### WORK TO COMPLETE
Copy the listing below line for line without changing anything, but leave out the pictures.

--- BEGIN ---

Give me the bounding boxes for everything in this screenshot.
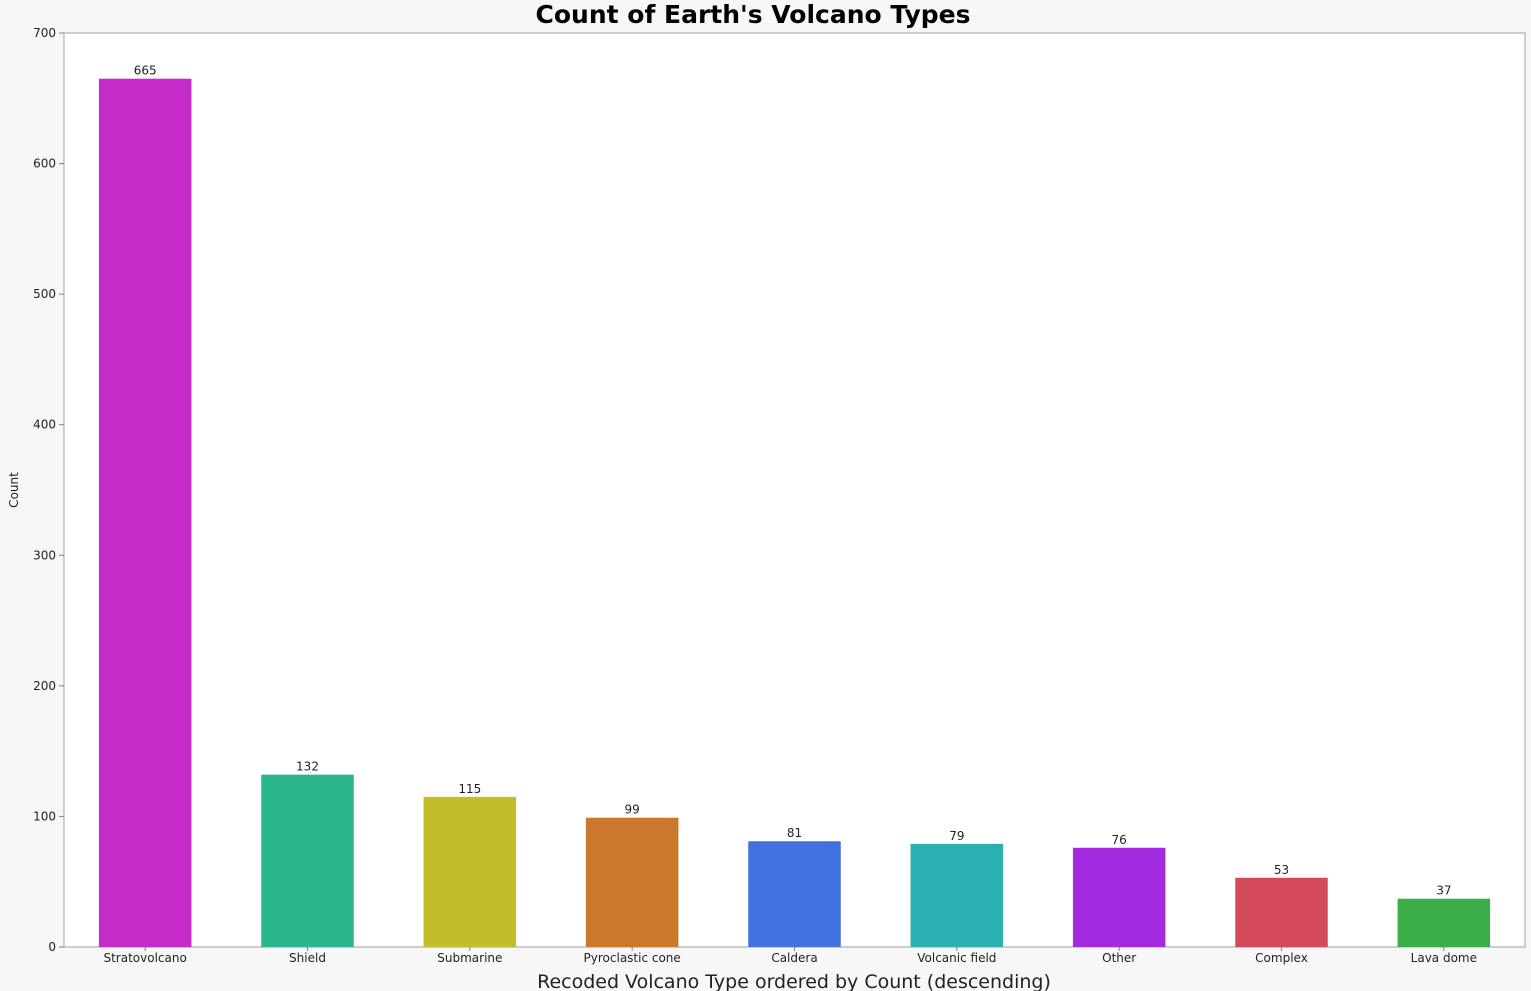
bar-value-label: 132	[296, 760, 319, 774]
y-tick-label: 400	[33, 418, 56, 432]
x-tick-label: Pyroclastic cone	[584, 951, 681, 965]
bar	[1235, 877, 1328, 947]
x-tick-label: Lava dome	[1411, 951, 1477, 965]
bar	[748, 841, 841, 947]
bar	[585, 817, 679, 947]
y-tick-label: 200	[33, 679, 56, 693]
x-tick-label: Volcanic field	[917, 951, 996, 965]
y-tick-label: 100	[33, 809, 56, 823]
bar-value-label: 79	[949, 829, 964, 843]
bar	[910, 843, 1004, 947]
x-tick-label: Caldera	[771, 951, 817, 965]
x-tick-label: Other	[1102, 951, 1136, 965]
bar-value-label: 665	[134, 64, 157, 78]
x-axis: Stratovolcano Shield Submarine Pyroclastic …	[103, 947, 1477, 965]
bar	[1072, 847, 1166, 947]
x-tick-label: Stratovolcano	[103, 951, 186, 965]
bar	[98, 78, 192, 947]
bar-value-label: 76	[1112, 833, 1127, 847]
y-tick-label: 600	[33, 157, 56, 171]
bar	[261, 774, 354, 947]
bar-value-label: 115	[458, 782, 481, 796]
x-tick-label: Complex	[1255, 951, 1308, 965]
bar	[423, 796, 517, 947]
y-axis: 0 100 200 300 400 500 600 700	[33, 26, 64, 954]
y-tick-label: 0	[48, 940, 56, 954]
x-axis-label: Recoded Volcano Type ordered by Count (d…	[537, 971, 1051, 991]
bar-value-label: 53	[1274, 863, 1289, 877]
bar-value-label: 37	[1436, 884, 1451, 898]
bar-value-label: 81	[787, 826, 802, 840]
x-tick-label: Submarine	[437, 951, 502, 965]
bars-group: 665 132 115 99 81 79 76 53 37	[98, 64, 1491, 947]
x-tick-label: Shield	[289, 951, 326, 965]
y-tick-label: 500	[33, 287, 56, 301]
bar-value-label: 99	[625, 803, 640, 817]
chart-title: Count of Earth's Volcano Types	[536, 0, 971, 29]
y-axis-label: Count	[7, 472, 21, 508]
bar	[1397, 898, 1491, 947]
y-tick-label: 300	[33, 548, 56, 562]
y-tick-label: 700	[33, 26, 56, 40]
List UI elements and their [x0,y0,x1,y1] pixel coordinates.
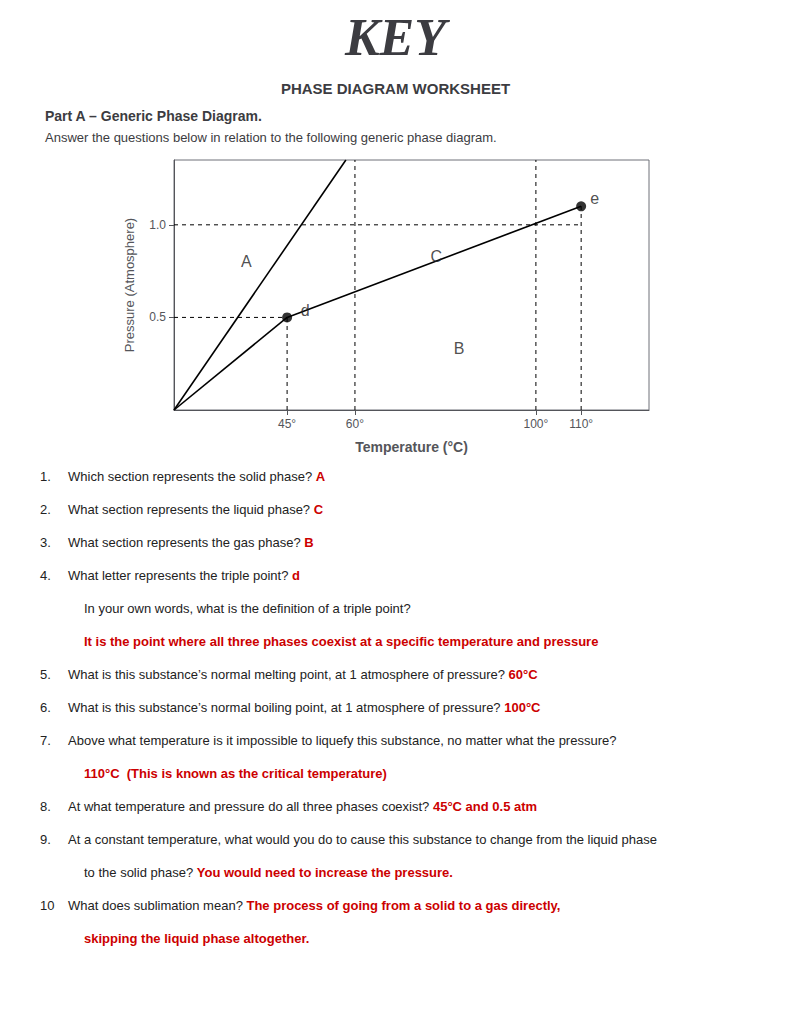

--- END ---

### THE COMPLETED TASK
Give me the bounding boxes for everything in this screenshot.
bar-value-label: 132	[296, 760, 319, 774]
y-tick-label: 400	[33, 418, 56, 432]
x-tick-label: Pyroclastic cone	[584, 951, 681, 965]
bar	[1235, 877, 1328, 947]
x-tick-label: Lava dome	[1411, 951, 1477, 965]
bar	[748, 841, 841, 947]
bar	[585, 817, 679, 947]
y-tick-label: 200	[33, 679, 56, 693]
x-tick-label: Volcanic field	[917, 951, 996, 965]
y-tick-label: 100	[33, 809, 56, 823]
bar-value-label: 79	[949, 829, 964, 843]
bar	[910, 843, 1004, 947]
x-tick-label: Caldera	[771, 951, 817, 965]
x-tick-label: Other	[1102, 951, 1136, 965]
bar-value-label: 665	[134, 64, 157, 78]
x-axis: Stratovolcano Shield Submarine Pyroclastic …	[103, 947, 1477, 965]
bar	[1072, 847, 1166, 947]
x-tick-label: Stratovolcano	[103, 951, 186, 965]
bar	[98, 78, 192, 947]
bar-value-label: 76	[1112, 833, 1127, 847]
y-tick-label: 600	[33, 157, 56, 171]
bar	[261, 774, 354, 947]
bar-value-label: 115	[458, 782, 481, 796]
x-tick-label: Complex	[1255, 951, 1308, 965]
bar	[423, 796, 517, 947]
y-axis: 0 100 200 300 400 500 600 700	[33, 26, 64, 954]
y-tick-label: 0	[48, 940, 56, 954]
x-axis-label: Recoded Volcano Type ordered by Count (d…	[537, 971, 1051, 991]
bar-value-label: 53	[1274, 863, 1289, 877]
bar-value-label: 37	[1436, 884, 1451, 898]
bar-value-label: 81	[787, 826, 802, 840]
x-tick-label: Submarine	[437, 951, 502, 965]
bars-group: 665 132 115 99 81 79 76 53 37	[98, 64, 1491, 947]
x-tick-label: Shield	[289, 951, 326, 965]
y-tick-label: 500	[33, 287, 56, 301]
bar-value-label: 99	[625, 803, 640, 817]
chart-title: Count of Earth's Volcano Types	[536, 0, 971, 29]
y-axis-label: Count	[7, 472, 21, 508]
bar	[1397, 898, 1491, 947]
y-tick-label: 300	[33, 548, 56, 562]
y-tick-label: 700	[33, 26, 56, 40]
List UI elements and their [x0,y0,x1,y1] pixel coordinates.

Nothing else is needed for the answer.